## [Job]
Among the entries, which lines carry the string "houses"? Copy each of them.

/---

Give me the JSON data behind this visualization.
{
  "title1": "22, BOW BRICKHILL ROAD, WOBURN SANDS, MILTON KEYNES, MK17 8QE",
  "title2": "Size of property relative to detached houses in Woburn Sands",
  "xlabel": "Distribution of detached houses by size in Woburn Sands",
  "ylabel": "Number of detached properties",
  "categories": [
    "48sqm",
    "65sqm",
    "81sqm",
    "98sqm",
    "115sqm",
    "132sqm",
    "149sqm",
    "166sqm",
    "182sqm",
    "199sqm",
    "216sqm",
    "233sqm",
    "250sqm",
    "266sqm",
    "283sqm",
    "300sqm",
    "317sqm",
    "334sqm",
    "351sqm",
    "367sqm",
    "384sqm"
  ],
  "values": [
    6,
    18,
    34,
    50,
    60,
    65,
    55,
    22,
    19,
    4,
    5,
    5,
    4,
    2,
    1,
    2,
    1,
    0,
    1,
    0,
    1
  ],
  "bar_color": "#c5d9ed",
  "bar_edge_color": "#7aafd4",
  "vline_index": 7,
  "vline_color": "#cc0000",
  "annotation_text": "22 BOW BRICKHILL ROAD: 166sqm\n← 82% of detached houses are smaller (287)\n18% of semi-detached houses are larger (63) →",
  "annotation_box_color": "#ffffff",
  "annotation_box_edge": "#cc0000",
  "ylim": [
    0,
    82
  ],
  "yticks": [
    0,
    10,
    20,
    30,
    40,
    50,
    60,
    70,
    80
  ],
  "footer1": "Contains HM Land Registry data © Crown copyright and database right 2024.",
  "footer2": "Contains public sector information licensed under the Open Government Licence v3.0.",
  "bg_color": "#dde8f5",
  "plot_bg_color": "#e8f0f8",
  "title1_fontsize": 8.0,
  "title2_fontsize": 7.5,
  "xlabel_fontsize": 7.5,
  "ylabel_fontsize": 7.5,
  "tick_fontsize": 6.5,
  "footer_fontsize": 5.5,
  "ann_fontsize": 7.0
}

\---

## [Expected output]
  "title2": "Size of property relative to detached houses in Woburn Sands",
  "xlabel": "Distribution of detached houses by size in Woburn Sands",
  "annotation_text": "22 BOW BRICKHILL ROAD: 166sqm\n← 82% of detached houses are smaller (287)\n18% of semi-detached houses are larger (63) →",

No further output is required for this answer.